-- BEGIN --

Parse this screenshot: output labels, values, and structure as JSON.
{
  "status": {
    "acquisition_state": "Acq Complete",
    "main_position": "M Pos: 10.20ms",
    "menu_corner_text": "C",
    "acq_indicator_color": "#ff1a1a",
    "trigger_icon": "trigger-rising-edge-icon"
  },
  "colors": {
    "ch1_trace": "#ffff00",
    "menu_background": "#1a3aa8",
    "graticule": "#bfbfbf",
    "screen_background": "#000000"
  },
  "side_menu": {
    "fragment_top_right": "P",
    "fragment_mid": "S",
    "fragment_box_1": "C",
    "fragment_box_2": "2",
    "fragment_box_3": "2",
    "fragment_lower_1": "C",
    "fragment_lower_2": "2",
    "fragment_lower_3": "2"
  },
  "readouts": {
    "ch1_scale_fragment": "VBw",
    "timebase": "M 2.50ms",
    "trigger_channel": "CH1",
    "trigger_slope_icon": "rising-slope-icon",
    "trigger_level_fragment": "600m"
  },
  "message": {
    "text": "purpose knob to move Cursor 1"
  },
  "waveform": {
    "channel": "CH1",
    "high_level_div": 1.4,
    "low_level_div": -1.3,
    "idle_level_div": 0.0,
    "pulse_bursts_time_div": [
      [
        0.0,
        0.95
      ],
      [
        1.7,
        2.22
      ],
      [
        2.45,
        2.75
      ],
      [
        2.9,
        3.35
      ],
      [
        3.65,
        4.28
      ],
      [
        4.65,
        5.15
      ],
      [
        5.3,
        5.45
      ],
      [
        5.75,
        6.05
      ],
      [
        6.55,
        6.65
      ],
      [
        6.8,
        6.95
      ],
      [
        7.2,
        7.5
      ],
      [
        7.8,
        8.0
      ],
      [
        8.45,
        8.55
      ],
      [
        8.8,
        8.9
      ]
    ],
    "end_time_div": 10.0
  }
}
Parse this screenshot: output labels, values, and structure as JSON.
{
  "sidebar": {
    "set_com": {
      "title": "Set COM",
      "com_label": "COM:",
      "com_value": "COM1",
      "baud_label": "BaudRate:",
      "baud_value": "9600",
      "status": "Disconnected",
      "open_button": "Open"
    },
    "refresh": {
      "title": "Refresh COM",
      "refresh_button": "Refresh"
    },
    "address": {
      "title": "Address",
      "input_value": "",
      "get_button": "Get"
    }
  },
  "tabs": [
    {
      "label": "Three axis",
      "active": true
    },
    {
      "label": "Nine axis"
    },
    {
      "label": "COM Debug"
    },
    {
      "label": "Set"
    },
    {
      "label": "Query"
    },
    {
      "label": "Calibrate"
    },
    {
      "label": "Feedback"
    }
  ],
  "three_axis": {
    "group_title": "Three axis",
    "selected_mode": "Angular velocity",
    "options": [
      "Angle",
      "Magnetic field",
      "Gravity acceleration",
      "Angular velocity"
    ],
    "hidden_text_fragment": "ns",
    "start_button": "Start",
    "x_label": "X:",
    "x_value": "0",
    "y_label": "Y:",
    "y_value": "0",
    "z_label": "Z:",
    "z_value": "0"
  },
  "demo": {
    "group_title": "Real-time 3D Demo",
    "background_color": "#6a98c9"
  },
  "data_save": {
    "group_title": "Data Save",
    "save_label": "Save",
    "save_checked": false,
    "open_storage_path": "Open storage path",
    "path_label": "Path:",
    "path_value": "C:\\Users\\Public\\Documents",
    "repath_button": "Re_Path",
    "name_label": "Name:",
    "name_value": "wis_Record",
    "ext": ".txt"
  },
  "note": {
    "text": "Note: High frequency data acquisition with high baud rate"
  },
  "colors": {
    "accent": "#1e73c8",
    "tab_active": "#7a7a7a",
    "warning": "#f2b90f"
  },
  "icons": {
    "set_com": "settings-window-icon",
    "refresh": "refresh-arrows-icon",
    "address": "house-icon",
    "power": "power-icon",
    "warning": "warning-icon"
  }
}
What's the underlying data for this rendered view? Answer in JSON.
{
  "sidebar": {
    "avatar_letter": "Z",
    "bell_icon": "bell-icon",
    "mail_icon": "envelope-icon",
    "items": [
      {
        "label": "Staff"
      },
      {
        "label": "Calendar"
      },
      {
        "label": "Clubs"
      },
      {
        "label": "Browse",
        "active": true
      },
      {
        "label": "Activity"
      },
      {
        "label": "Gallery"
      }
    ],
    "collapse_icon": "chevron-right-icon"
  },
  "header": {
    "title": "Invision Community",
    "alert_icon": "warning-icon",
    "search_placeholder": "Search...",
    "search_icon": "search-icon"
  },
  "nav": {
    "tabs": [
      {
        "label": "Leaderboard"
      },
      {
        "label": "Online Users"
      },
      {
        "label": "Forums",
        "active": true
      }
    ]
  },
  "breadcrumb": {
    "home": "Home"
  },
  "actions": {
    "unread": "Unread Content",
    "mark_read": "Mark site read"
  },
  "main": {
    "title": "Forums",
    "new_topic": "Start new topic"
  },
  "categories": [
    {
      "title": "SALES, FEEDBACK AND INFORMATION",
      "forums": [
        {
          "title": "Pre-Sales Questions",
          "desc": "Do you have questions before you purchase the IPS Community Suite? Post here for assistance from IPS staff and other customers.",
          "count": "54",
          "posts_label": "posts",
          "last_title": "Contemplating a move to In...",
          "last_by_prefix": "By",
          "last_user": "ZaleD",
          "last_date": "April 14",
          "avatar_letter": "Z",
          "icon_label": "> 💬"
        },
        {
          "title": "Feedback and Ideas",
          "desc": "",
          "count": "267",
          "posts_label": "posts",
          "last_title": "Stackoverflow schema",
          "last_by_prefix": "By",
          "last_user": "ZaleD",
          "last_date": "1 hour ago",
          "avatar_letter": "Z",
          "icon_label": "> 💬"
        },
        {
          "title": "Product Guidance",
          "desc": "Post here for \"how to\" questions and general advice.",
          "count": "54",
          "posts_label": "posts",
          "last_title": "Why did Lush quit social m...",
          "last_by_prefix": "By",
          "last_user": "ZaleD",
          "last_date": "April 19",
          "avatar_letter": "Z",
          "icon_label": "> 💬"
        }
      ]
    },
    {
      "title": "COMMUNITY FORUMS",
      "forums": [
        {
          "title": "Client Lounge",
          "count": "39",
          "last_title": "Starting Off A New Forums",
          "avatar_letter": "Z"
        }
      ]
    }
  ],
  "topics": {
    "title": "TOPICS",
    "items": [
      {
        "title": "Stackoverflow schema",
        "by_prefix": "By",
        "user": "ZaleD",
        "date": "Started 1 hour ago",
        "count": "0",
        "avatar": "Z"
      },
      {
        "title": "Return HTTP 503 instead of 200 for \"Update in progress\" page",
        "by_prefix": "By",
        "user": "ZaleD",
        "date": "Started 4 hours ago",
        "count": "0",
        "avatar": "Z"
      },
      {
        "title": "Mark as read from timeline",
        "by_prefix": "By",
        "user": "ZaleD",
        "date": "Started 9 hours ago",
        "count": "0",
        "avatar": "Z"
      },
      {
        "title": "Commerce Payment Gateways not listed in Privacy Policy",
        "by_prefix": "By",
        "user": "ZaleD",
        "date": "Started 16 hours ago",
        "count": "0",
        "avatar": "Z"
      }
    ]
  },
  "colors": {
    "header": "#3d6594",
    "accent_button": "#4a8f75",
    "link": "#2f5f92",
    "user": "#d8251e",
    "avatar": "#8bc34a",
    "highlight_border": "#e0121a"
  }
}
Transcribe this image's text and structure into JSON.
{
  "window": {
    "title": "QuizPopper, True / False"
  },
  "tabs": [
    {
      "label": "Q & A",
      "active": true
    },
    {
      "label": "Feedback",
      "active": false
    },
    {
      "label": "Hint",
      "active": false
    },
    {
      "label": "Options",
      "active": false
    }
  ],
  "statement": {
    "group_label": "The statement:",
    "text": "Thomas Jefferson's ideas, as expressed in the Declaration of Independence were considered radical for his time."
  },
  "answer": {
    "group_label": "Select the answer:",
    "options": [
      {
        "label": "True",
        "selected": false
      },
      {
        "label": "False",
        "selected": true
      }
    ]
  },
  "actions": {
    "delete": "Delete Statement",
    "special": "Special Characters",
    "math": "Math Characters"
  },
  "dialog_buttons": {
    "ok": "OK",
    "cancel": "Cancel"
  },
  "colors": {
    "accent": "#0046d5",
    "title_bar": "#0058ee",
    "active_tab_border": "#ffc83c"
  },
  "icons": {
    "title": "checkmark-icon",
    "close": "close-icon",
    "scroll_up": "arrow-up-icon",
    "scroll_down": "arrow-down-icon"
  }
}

-- END --

Requirements
Search the material above for "rising". Pull out each line where it shows up.

Exercise solution
    "trigger_icon": "trigger-rising-edge-icon"
    "trigger_slope_icon": "rising-slope-icon",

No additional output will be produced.